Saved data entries
====================
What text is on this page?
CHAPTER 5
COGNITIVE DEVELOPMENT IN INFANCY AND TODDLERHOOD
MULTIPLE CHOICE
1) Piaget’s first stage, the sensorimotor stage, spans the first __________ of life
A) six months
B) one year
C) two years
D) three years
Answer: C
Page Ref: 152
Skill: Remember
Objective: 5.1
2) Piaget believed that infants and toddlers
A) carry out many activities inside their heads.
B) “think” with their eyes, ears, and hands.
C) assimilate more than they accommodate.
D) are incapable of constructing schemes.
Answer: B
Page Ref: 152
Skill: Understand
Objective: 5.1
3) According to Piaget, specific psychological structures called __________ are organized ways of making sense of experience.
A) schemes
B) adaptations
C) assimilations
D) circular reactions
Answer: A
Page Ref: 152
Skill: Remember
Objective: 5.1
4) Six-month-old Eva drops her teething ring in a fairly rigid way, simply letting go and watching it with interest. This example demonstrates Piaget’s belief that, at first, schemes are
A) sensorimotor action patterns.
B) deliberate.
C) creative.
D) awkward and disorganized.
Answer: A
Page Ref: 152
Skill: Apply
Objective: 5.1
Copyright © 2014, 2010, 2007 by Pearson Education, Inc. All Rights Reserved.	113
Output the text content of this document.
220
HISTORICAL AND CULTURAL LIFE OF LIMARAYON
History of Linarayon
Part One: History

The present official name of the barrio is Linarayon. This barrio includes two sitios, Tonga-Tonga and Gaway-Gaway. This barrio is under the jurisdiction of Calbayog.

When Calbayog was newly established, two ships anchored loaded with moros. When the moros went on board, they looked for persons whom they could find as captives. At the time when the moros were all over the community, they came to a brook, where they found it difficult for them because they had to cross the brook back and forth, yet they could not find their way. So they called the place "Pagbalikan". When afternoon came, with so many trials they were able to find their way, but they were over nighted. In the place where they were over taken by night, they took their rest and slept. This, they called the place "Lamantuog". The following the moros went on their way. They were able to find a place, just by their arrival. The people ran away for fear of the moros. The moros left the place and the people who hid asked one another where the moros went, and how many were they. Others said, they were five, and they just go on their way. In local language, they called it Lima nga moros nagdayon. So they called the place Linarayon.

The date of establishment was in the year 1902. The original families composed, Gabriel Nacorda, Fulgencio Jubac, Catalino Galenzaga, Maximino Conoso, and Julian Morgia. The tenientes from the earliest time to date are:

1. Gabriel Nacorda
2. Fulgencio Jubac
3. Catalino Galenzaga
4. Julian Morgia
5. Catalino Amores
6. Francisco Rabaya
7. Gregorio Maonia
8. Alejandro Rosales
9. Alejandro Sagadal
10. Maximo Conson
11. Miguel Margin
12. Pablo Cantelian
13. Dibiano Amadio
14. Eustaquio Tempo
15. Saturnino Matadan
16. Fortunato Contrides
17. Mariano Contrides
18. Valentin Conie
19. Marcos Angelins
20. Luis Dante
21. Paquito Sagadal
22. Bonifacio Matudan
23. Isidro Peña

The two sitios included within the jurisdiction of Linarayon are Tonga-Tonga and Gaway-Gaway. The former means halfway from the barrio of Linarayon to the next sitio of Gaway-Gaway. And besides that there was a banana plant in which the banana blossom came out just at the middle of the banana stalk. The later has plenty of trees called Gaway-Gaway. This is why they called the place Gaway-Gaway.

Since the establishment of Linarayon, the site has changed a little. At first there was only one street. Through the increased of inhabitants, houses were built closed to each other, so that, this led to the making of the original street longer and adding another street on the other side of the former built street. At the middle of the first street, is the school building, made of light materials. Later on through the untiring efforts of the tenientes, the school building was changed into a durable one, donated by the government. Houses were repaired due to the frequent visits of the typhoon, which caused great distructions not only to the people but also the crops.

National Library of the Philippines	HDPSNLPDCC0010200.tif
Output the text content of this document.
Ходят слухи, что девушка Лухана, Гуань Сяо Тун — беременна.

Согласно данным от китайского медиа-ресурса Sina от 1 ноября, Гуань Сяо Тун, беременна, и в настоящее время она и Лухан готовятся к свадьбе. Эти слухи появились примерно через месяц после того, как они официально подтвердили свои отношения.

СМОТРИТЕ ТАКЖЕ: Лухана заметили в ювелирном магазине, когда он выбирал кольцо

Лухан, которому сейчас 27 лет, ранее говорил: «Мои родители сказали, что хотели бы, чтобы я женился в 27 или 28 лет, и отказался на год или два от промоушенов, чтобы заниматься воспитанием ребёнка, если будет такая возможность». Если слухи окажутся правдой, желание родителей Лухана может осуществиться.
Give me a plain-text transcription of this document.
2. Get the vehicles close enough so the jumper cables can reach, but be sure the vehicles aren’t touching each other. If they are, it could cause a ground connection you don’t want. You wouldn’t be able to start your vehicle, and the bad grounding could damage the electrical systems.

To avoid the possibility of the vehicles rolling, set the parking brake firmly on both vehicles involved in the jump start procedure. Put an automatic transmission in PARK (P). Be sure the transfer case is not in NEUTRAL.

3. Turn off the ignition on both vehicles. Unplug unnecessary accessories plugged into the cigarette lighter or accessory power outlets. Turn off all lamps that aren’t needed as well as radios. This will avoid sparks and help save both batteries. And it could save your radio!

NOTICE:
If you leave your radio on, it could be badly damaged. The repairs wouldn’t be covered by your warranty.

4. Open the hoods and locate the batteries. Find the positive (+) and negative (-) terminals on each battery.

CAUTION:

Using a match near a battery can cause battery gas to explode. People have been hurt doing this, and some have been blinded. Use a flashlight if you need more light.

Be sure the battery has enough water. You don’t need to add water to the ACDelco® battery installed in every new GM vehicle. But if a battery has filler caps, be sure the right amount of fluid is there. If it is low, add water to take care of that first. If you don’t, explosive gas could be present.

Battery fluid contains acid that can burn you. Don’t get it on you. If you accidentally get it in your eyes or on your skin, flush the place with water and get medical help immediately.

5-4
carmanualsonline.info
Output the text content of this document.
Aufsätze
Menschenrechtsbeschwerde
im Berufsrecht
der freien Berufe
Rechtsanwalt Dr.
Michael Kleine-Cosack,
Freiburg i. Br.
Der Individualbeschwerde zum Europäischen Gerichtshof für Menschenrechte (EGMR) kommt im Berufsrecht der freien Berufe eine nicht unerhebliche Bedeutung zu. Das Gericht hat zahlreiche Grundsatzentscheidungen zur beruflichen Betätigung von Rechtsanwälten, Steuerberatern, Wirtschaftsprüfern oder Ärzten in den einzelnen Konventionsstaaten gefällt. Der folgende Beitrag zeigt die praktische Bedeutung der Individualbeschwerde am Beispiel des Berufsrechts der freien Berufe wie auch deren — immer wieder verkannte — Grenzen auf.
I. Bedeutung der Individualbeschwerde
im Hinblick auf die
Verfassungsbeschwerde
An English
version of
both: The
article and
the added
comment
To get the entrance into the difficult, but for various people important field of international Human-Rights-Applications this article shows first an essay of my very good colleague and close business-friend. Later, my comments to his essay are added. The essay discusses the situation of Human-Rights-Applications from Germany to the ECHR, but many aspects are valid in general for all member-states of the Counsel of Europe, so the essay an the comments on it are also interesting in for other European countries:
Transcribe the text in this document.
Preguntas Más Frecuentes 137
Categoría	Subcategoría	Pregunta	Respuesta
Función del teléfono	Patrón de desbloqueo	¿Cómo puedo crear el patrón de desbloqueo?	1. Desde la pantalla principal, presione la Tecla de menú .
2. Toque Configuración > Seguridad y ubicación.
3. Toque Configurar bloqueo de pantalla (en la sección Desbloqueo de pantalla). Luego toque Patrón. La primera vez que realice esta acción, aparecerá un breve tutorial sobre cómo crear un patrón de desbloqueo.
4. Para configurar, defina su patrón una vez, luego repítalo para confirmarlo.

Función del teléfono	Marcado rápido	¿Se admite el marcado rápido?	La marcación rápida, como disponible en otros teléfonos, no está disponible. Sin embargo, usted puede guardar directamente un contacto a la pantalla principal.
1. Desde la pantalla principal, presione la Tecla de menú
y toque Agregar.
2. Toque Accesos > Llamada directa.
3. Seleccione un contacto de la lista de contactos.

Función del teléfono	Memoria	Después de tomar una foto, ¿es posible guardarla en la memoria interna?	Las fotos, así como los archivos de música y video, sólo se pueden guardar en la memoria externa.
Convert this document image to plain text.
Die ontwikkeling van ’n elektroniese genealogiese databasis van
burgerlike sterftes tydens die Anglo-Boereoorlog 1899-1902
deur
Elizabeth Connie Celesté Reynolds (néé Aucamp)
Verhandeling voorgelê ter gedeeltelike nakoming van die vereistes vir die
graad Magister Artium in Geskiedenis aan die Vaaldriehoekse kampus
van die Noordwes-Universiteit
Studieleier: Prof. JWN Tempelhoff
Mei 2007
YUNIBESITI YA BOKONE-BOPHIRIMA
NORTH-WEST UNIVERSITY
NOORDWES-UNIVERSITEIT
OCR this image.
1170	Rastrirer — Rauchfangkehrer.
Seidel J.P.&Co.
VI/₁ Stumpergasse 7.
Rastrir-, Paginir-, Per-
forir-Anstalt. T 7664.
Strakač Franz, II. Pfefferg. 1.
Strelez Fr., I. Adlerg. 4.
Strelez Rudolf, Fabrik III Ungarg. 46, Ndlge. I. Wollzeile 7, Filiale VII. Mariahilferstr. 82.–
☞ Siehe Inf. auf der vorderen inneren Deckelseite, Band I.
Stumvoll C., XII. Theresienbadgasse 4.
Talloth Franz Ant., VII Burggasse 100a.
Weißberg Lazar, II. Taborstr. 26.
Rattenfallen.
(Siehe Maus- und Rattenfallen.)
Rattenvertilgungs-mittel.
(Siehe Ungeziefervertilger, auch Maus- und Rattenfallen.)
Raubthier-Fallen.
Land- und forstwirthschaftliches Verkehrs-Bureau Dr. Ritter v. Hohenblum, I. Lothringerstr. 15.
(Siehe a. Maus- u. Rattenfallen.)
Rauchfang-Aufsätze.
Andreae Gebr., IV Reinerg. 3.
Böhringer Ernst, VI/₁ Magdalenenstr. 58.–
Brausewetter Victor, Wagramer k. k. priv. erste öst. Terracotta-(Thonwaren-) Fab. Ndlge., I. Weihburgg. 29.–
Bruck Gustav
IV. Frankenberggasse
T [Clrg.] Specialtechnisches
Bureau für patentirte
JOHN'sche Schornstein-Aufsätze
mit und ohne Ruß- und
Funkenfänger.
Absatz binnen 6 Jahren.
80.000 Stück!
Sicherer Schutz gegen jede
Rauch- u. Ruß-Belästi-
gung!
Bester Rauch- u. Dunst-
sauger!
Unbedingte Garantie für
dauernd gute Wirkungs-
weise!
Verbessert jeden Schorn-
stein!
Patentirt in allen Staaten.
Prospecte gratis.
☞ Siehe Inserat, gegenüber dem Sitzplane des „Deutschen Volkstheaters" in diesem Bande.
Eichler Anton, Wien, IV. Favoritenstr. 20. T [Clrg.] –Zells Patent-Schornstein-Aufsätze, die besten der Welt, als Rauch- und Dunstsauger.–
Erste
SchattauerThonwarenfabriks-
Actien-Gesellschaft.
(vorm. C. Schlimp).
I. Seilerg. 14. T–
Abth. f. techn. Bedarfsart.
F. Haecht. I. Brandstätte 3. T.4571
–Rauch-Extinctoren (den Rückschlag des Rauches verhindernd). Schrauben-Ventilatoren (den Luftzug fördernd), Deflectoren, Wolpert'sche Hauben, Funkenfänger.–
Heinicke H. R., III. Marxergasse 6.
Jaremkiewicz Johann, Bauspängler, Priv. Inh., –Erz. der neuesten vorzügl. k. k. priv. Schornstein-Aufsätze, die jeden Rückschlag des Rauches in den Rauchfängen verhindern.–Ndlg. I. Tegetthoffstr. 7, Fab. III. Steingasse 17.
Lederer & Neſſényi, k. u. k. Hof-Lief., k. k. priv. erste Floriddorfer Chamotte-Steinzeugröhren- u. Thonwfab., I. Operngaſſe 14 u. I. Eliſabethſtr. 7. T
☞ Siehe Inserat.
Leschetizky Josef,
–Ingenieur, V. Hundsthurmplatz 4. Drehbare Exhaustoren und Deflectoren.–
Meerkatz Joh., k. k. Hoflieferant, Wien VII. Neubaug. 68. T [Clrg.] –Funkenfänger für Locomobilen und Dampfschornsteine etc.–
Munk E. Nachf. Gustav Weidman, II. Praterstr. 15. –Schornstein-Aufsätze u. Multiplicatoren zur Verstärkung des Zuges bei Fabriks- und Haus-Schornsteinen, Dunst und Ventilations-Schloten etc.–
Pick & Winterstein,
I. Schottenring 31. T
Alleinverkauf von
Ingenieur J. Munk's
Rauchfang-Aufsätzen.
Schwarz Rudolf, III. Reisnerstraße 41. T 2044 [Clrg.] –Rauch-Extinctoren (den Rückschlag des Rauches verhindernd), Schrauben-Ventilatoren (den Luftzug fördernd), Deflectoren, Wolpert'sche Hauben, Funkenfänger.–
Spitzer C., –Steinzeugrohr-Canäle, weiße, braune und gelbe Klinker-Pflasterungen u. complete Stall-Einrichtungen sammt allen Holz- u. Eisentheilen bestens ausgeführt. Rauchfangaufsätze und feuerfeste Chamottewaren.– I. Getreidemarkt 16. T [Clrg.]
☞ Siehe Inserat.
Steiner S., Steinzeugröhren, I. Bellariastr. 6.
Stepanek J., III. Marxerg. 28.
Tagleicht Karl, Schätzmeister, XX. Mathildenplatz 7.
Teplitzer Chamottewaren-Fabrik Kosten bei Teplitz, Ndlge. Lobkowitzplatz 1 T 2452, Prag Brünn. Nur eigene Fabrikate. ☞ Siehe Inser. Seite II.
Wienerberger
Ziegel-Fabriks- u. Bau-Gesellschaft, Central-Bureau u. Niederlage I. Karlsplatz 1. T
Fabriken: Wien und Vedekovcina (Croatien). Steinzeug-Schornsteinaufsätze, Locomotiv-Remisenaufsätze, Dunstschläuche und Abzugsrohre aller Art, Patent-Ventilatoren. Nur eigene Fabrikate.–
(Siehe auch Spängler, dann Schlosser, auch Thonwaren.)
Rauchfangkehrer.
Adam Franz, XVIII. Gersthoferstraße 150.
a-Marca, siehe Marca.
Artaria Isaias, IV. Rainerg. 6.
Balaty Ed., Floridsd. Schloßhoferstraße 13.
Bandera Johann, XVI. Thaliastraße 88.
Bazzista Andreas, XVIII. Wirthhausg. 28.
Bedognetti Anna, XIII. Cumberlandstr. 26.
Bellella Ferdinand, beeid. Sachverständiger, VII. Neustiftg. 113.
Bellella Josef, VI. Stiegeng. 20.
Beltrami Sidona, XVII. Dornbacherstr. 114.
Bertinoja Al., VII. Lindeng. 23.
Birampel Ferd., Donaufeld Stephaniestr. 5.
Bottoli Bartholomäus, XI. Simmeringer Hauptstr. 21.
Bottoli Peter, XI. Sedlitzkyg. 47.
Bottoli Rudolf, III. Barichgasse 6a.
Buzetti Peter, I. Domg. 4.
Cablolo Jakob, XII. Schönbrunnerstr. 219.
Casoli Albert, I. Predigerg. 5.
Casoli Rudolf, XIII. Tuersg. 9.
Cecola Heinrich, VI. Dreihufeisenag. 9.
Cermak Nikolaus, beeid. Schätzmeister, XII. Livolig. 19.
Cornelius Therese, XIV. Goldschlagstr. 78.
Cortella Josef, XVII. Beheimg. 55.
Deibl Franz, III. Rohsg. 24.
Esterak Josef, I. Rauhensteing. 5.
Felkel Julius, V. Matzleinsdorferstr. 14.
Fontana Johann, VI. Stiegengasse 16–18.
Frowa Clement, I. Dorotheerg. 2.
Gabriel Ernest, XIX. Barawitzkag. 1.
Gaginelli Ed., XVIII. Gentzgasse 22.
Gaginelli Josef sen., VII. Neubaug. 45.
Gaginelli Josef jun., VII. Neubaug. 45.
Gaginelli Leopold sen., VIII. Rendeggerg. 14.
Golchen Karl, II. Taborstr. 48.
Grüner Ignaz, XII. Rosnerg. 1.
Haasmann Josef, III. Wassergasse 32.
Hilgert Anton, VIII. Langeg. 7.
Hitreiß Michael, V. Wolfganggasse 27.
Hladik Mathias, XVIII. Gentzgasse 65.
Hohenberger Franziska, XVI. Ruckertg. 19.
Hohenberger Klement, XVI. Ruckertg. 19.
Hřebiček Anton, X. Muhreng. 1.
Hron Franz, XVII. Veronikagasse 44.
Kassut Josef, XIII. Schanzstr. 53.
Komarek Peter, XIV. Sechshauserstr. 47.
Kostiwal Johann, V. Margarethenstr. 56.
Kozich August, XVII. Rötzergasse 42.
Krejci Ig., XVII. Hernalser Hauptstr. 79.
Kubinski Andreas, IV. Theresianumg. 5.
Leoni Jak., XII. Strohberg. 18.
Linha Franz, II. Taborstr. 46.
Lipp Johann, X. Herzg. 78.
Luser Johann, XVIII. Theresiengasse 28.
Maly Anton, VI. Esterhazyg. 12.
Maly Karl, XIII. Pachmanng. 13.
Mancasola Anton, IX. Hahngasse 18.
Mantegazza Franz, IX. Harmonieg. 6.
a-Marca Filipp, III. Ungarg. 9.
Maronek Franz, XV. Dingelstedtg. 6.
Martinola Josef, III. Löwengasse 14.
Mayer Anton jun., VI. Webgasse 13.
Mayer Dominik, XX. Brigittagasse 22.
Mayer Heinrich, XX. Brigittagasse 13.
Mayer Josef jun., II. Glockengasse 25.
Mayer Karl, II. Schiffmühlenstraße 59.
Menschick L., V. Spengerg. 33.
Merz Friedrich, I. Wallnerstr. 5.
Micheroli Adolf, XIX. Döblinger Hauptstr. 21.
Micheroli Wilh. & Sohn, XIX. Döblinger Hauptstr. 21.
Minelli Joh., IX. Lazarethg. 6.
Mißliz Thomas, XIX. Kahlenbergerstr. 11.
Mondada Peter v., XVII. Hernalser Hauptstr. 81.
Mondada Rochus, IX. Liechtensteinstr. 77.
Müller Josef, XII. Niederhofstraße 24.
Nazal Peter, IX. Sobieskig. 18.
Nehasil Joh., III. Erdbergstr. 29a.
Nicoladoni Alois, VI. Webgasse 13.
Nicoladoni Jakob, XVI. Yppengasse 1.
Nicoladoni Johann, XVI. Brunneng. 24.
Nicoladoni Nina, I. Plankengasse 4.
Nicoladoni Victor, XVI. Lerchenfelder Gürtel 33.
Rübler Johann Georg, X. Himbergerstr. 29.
====================
**Required task:**
Which lines of the data include "jurisdiction"? Copy each of them.

**Solution to the exercise:**
The present official name of the barrio is Linarayon. This barrio includes two sitios, Tonga-Tonga and Gaway-Gaway. This barrio is under the jurisdiction of Calbayog.
The two sitios included within the jurisdiction of Linarayon are Tonga-Tonga and Gaway-Gaway. The former means halfway from the barrio of Linarayon to the next sitio of Gaway-Gaway. And besides that there was a banana plant in which the banana blossom came out just at the middle of the banana stalk. The later has plenty of trees called Gaway-Gaway. This is why they called the place Gaway-Gaway.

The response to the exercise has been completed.